◆ GIVEN PROBLEM: Locate every line in the records below that holds the word "this" and return each one.

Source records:
+ + + +

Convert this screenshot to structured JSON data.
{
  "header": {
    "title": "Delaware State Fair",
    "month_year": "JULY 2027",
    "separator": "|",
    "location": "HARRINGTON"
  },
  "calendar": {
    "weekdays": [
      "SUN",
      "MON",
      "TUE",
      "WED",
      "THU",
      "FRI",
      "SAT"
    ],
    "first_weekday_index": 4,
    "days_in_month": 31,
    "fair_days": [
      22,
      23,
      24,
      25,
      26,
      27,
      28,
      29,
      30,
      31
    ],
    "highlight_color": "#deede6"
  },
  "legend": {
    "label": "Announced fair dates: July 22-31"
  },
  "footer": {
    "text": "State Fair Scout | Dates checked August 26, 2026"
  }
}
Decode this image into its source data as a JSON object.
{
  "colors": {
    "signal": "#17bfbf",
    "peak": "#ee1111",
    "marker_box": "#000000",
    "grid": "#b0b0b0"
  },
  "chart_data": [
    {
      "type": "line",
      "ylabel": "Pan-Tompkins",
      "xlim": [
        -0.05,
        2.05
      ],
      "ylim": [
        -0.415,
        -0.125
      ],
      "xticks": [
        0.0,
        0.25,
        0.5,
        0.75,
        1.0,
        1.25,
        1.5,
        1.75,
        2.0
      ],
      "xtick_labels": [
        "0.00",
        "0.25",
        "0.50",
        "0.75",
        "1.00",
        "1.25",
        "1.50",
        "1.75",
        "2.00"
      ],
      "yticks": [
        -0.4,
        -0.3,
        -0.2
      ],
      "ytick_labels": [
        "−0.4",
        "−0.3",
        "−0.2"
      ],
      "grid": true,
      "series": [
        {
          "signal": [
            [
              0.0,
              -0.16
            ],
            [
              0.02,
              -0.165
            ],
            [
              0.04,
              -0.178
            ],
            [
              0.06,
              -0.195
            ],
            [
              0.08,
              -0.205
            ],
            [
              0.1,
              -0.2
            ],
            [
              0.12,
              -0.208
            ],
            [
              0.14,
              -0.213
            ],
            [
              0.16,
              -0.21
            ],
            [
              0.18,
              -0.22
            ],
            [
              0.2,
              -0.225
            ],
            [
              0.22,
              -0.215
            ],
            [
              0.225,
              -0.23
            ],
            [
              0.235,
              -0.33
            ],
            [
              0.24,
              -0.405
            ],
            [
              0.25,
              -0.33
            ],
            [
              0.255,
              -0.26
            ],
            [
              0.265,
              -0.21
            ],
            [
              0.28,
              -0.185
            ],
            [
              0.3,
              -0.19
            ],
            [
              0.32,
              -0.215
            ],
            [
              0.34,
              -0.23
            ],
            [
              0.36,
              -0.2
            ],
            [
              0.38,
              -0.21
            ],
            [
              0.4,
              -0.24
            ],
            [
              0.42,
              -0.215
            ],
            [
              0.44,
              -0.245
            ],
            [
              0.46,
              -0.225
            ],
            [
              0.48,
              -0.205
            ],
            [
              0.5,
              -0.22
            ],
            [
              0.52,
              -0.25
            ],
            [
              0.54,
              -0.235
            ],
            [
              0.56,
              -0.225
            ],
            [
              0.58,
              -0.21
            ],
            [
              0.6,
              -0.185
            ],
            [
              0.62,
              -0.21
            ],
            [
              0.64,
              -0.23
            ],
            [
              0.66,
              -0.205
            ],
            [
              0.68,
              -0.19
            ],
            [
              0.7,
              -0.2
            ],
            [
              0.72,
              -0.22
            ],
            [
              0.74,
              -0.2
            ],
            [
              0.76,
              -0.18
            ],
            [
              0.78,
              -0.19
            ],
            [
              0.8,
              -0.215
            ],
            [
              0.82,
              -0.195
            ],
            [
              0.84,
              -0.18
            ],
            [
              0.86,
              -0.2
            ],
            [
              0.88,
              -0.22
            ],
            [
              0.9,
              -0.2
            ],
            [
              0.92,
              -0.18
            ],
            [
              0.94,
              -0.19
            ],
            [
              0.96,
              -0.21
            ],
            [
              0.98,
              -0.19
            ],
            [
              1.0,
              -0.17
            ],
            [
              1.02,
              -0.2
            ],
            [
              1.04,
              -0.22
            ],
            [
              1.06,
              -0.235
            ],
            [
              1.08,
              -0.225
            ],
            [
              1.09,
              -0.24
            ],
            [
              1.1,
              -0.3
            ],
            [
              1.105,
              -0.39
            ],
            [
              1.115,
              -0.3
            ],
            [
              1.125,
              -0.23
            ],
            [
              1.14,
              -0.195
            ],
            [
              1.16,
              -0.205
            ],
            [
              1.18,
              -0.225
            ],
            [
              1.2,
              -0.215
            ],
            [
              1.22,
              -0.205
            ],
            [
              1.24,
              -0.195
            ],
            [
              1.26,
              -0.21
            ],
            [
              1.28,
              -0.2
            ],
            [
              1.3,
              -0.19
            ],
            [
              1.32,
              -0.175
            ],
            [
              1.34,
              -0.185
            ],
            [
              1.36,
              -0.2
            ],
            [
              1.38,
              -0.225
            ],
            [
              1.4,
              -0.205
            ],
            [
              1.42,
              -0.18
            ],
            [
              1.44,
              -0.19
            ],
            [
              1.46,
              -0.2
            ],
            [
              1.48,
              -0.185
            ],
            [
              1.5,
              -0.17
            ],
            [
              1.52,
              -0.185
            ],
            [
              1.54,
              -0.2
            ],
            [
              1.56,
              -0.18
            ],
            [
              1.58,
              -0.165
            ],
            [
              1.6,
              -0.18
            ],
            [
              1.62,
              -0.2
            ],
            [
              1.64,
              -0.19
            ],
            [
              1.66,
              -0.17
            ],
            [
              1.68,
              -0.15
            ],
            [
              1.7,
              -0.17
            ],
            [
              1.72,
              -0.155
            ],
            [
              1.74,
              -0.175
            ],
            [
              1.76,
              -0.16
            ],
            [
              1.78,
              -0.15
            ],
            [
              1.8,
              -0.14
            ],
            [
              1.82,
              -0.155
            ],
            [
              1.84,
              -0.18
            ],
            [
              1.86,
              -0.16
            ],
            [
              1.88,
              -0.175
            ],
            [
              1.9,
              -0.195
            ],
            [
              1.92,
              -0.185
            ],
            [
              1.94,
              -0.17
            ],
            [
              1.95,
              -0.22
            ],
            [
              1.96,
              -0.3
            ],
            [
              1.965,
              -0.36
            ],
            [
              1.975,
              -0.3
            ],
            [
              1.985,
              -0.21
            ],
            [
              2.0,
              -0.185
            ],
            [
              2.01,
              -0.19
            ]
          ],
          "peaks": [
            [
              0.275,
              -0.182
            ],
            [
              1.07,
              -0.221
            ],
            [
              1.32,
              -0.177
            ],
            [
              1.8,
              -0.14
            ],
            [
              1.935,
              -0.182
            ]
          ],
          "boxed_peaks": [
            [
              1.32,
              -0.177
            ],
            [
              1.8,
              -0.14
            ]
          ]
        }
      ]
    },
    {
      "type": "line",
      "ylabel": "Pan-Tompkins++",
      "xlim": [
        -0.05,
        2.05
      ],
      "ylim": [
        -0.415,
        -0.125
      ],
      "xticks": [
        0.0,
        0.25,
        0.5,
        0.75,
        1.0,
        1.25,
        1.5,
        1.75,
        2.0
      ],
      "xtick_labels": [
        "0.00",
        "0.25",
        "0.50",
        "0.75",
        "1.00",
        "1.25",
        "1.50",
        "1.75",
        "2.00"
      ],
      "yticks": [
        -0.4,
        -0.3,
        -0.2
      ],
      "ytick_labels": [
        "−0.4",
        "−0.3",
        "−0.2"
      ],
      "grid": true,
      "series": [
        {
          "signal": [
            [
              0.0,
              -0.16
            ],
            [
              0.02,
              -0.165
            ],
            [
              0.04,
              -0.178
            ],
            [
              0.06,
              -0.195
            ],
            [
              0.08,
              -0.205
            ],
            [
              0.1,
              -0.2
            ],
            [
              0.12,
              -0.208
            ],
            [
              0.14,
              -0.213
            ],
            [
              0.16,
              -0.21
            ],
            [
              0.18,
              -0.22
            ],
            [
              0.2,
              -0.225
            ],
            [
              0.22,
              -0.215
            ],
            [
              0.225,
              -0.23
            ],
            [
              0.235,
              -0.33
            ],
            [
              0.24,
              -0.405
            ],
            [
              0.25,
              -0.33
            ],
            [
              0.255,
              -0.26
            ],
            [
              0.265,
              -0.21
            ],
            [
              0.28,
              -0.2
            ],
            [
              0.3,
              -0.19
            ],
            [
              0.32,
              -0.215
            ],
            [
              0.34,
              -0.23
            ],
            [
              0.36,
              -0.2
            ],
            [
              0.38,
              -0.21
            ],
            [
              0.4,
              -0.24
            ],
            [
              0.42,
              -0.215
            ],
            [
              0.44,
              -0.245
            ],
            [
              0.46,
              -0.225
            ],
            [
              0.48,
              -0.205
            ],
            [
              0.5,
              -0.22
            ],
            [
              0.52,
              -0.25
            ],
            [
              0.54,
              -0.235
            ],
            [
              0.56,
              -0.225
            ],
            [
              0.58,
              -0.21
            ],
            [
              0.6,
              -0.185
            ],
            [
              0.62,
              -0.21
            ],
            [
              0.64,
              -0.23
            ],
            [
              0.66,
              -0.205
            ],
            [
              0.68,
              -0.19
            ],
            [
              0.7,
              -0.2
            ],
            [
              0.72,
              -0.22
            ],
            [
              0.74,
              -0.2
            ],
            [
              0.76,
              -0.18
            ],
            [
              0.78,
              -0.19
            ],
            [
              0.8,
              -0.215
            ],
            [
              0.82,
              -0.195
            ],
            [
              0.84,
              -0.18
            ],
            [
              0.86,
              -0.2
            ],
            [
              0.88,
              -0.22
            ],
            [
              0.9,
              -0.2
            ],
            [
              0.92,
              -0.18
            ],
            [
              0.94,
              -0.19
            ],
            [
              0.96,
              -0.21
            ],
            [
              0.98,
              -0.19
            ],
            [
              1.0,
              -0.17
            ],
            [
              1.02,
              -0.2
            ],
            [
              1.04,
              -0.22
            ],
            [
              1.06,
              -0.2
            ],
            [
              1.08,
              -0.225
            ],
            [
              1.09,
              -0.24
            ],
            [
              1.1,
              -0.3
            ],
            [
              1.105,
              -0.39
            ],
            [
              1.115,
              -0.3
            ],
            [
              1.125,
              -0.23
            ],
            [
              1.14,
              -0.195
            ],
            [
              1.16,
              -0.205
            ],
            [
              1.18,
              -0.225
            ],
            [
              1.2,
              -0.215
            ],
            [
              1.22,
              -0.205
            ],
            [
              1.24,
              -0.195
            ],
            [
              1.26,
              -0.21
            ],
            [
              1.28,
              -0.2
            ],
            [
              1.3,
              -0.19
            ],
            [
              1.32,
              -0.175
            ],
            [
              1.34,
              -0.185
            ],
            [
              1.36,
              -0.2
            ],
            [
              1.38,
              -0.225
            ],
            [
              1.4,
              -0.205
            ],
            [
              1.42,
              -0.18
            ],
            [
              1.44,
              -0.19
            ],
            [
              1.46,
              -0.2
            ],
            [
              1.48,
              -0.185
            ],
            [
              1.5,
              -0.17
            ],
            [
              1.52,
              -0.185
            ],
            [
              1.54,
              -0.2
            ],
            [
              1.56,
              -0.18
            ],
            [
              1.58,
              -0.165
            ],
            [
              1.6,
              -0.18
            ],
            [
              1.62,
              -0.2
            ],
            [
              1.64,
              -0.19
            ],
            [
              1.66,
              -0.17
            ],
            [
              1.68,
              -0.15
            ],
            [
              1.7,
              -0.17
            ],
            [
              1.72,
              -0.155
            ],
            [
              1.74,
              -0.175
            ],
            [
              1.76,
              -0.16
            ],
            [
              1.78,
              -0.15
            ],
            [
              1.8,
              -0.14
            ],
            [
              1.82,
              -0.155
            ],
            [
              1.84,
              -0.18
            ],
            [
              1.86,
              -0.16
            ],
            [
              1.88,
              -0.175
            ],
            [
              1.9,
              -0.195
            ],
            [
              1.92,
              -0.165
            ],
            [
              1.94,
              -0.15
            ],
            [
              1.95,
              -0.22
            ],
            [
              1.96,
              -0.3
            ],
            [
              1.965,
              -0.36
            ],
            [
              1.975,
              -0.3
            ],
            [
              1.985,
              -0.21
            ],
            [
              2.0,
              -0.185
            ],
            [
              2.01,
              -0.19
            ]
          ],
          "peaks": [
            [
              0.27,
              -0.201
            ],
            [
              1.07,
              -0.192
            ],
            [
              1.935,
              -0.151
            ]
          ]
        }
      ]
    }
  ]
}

+ + + +

◆ SOLVED EXERCISE:
Convert this screenshot to structured JSON data.
Decode this image into its source data as a JSON object.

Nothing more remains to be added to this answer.